→ **DATASET EXCERPTS**
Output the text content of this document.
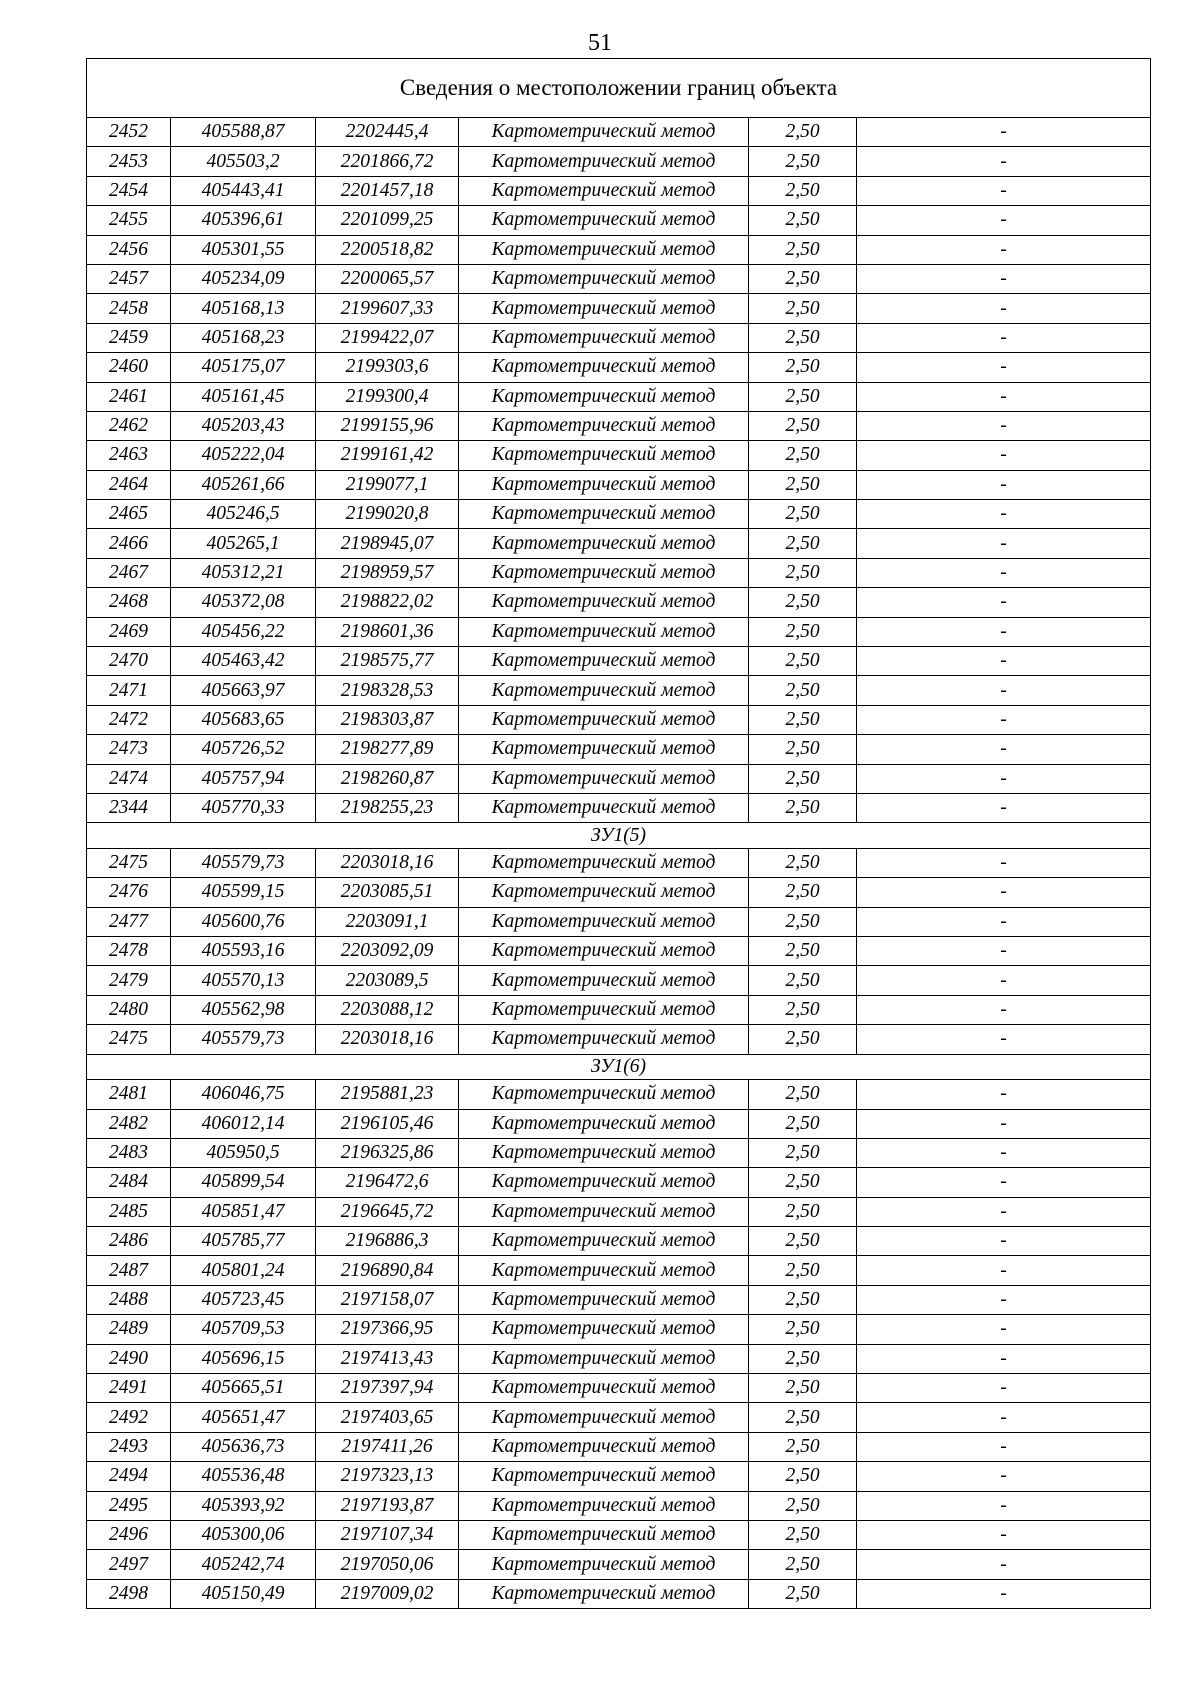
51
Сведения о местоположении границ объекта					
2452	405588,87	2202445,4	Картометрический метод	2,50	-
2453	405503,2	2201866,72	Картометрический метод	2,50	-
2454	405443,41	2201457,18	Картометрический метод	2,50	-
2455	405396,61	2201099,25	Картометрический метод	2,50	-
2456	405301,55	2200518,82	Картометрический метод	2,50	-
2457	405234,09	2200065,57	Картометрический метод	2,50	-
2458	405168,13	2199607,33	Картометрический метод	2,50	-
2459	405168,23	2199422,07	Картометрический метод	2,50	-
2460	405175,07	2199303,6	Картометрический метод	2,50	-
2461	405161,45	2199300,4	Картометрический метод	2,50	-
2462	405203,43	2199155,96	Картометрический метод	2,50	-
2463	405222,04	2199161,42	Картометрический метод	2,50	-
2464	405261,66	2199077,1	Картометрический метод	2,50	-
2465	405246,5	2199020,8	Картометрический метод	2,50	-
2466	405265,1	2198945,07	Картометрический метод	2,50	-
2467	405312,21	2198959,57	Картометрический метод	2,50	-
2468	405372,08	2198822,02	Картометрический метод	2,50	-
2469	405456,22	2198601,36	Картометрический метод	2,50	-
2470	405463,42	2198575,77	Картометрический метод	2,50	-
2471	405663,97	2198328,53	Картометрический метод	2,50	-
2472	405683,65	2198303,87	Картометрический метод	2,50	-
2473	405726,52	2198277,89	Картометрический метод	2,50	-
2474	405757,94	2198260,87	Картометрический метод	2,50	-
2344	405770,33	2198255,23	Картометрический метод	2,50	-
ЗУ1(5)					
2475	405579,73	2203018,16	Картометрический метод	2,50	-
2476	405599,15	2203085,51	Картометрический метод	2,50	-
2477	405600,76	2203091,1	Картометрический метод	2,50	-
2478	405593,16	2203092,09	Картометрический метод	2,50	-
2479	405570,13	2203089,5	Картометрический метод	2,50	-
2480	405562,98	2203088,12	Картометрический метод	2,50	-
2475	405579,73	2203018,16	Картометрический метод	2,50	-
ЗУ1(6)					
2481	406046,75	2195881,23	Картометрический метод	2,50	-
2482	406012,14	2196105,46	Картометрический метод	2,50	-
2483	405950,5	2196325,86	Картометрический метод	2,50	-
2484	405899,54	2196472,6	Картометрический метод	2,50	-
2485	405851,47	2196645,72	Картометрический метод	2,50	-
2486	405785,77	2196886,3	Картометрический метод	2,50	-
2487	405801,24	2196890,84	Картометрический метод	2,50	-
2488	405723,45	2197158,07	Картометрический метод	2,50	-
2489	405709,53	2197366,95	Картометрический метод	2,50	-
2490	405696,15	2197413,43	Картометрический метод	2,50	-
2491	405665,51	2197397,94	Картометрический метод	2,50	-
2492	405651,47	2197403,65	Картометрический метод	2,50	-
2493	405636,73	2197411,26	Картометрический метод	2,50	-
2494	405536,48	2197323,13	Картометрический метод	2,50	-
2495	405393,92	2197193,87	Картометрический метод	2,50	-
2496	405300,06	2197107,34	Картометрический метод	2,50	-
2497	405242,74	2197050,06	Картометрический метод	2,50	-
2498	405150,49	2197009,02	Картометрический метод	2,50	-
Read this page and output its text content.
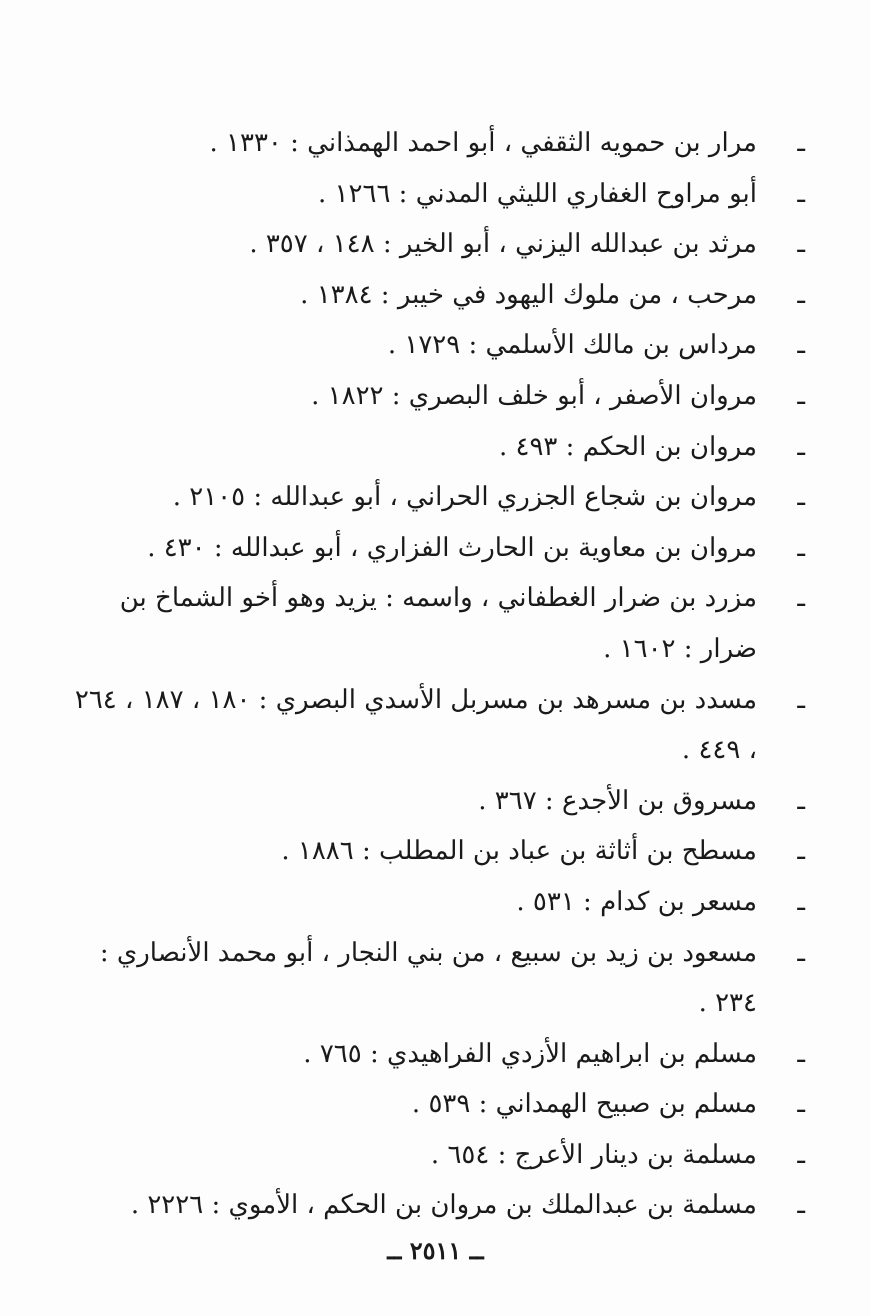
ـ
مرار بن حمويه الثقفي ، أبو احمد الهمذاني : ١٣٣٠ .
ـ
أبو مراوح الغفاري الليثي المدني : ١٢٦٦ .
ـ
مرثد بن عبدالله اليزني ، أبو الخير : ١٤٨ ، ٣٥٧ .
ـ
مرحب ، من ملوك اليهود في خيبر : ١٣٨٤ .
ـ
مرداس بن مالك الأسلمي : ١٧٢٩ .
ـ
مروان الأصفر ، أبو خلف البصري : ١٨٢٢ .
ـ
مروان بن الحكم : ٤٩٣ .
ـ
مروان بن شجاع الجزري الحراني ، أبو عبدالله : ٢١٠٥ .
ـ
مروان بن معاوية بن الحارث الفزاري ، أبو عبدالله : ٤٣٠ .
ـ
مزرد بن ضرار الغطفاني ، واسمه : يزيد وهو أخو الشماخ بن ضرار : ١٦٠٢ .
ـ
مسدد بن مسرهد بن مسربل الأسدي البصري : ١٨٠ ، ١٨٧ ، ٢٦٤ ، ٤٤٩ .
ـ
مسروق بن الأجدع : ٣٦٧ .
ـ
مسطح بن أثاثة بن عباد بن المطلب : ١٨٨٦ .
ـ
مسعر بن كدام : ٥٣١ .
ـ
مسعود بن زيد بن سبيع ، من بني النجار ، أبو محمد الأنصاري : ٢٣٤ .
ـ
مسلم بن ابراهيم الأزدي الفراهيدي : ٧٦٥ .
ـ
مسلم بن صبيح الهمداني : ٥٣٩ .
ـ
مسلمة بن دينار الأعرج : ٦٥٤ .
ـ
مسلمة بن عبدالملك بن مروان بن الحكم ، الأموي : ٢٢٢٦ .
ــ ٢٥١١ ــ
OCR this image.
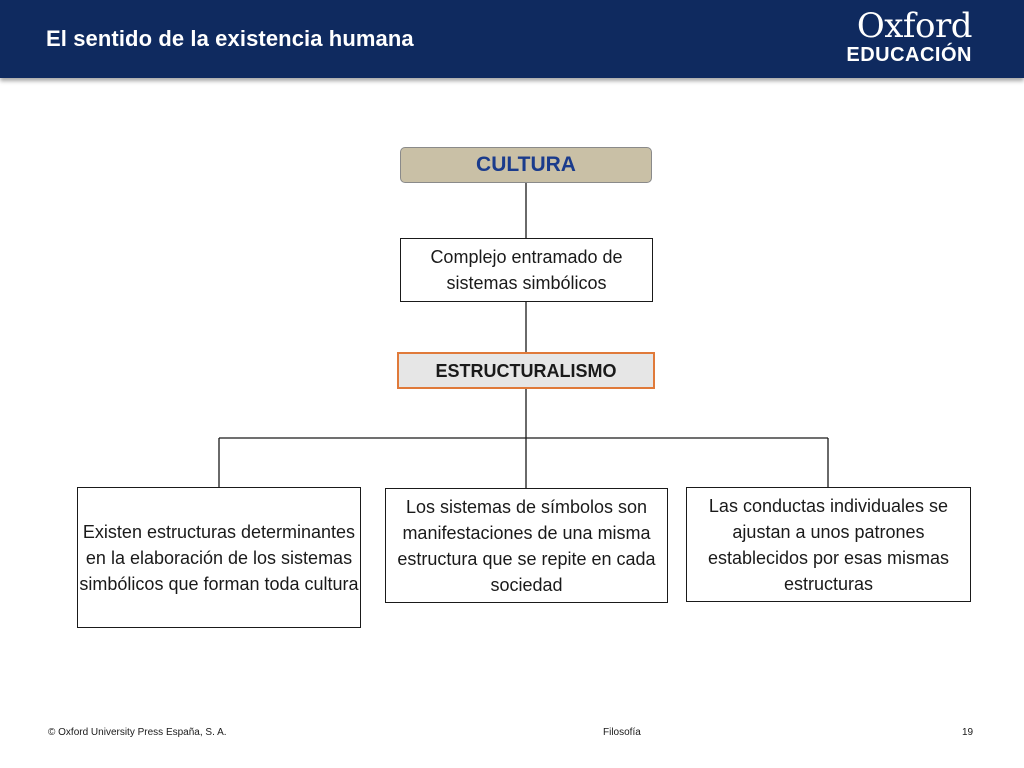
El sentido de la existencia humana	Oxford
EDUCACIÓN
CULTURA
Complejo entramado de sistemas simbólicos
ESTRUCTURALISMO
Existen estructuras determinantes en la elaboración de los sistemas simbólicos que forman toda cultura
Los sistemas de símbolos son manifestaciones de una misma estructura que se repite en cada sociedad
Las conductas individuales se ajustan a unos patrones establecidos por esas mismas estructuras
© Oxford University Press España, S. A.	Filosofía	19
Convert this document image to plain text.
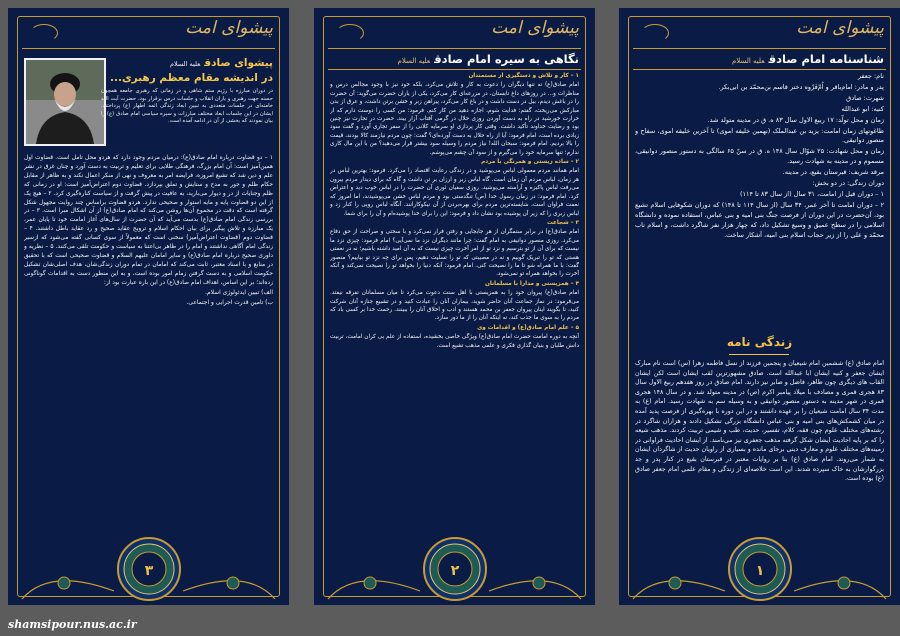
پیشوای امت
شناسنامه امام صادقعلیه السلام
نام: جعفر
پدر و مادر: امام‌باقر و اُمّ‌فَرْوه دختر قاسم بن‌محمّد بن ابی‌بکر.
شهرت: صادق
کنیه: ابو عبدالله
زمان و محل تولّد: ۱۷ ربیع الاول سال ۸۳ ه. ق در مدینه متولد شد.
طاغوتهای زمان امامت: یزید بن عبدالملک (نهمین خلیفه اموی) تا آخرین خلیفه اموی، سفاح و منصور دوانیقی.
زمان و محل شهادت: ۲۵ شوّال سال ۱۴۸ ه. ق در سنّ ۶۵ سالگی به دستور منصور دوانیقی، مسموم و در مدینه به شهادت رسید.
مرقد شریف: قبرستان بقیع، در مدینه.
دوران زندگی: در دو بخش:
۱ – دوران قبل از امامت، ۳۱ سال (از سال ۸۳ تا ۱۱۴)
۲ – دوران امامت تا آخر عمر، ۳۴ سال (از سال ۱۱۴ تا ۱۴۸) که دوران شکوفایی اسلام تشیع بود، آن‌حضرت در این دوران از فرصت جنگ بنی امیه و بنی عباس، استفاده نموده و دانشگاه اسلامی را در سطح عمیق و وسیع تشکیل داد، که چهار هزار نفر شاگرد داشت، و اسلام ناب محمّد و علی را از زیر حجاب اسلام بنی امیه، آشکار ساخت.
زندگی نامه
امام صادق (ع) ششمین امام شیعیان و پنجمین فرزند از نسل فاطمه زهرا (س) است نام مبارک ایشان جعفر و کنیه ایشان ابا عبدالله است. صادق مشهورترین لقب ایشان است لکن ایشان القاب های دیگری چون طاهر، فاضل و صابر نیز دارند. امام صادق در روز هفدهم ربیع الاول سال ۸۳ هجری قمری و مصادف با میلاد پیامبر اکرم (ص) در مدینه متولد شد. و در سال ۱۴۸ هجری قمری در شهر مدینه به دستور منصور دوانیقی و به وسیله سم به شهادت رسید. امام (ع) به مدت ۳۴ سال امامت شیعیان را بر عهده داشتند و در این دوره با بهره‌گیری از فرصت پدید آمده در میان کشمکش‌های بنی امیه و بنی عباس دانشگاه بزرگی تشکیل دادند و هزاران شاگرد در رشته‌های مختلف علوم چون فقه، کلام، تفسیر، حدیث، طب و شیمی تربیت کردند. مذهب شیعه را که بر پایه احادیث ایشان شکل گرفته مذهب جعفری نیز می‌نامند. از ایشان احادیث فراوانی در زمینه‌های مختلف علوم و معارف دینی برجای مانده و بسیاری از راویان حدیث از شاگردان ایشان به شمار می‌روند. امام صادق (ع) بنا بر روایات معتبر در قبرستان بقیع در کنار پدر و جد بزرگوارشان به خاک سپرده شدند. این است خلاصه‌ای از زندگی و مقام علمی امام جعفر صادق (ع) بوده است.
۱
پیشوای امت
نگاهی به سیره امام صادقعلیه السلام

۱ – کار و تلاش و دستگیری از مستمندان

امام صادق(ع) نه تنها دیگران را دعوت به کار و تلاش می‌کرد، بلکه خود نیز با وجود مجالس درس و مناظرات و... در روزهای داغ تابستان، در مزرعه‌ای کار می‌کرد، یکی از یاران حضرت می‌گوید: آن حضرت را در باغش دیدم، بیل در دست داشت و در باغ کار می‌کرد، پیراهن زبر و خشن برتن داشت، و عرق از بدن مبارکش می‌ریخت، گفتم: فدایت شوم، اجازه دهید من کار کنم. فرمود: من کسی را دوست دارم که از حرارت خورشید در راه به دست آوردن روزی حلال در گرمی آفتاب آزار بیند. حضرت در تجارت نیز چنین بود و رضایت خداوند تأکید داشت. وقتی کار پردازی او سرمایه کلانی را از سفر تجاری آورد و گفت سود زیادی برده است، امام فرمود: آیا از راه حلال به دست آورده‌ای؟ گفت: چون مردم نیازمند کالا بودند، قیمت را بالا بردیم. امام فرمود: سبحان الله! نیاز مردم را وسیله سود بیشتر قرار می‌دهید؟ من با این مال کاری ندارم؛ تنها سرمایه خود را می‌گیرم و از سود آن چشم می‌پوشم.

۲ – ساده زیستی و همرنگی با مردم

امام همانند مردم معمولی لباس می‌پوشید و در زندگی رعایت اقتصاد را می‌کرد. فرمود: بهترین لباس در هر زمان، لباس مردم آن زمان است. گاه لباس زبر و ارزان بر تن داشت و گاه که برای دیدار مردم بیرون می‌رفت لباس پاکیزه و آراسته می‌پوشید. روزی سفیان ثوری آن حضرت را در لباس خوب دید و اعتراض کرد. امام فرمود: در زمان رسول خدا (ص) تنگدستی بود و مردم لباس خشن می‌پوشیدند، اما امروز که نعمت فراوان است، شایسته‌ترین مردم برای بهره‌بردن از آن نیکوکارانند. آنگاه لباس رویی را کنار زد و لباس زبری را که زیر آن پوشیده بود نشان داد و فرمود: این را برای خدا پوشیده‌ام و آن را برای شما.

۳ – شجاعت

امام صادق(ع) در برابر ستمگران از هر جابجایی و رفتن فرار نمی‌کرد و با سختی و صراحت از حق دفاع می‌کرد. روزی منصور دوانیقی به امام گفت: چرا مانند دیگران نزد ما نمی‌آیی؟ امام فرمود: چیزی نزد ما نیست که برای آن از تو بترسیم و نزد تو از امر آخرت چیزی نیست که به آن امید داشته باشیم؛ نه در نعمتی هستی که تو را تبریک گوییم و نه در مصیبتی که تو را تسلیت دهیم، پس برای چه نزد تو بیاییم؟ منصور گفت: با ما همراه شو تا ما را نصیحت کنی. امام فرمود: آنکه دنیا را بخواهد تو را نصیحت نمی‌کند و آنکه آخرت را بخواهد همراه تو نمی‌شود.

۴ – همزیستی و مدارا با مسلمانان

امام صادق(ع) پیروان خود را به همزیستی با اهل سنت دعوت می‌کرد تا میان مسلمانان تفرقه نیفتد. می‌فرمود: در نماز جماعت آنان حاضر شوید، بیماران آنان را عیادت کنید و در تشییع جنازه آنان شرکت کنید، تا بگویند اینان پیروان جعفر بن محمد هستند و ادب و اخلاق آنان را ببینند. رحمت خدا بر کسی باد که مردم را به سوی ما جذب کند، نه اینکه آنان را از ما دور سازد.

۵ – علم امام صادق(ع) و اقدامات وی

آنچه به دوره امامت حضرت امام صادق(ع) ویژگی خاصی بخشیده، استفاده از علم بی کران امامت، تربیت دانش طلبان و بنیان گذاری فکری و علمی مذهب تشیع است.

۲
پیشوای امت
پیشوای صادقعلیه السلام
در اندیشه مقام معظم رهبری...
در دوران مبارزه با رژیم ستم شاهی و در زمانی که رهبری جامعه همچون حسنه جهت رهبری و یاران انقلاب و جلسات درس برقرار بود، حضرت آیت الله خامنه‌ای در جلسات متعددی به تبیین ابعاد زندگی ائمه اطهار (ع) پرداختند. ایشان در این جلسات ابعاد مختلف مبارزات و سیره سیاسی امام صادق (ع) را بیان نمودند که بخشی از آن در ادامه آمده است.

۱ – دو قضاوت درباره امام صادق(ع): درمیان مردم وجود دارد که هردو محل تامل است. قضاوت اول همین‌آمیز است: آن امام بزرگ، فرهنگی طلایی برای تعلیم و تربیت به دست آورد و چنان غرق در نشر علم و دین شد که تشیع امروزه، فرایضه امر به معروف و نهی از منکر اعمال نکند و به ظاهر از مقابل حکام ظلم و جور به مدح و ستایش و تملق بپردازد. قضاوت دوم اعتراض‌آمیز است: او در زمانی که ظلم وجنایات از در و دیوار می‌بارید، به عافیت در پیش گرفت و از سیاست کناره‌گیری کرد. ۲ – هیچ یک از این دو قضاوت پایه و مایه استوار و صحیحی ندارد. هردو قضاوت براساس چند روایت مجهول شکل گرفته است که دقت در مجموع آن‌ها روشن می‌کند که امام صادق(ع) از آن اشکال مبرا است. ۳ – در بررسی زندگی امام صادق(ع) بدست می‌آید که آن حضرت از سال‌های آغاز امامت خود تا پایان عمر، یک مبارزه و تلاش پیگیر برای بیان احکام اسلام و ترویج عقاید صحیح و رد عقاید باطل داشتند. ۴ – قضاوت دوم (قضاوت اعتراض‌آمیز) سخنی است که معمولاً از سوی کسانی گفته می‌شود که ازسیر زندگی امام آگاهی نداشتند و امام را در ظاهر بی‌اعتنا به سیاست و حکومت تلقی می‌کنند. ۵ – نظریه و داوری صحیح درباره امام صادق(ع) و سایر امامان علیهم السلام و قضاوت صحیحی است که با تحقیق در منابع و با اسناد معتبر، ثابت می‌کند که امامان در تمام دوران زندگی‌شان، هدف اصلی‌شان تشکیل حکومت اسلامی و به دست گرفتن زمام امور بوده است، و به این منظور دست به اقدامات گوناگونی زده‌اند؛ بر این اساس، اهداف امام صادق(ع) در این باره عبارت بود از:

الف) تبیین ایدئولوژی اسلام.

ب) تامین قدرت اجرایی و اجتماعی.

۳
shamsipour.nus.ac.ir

→ **EXERCISE REQUIREMENTS**
Pull out all lines from the entries above that include the word "this".

→ **SOLUTION TO THE EXERCISE**
Output the text content of this document.
Read this page and output its text content.
OCR this image.
Convert this document image to plain text.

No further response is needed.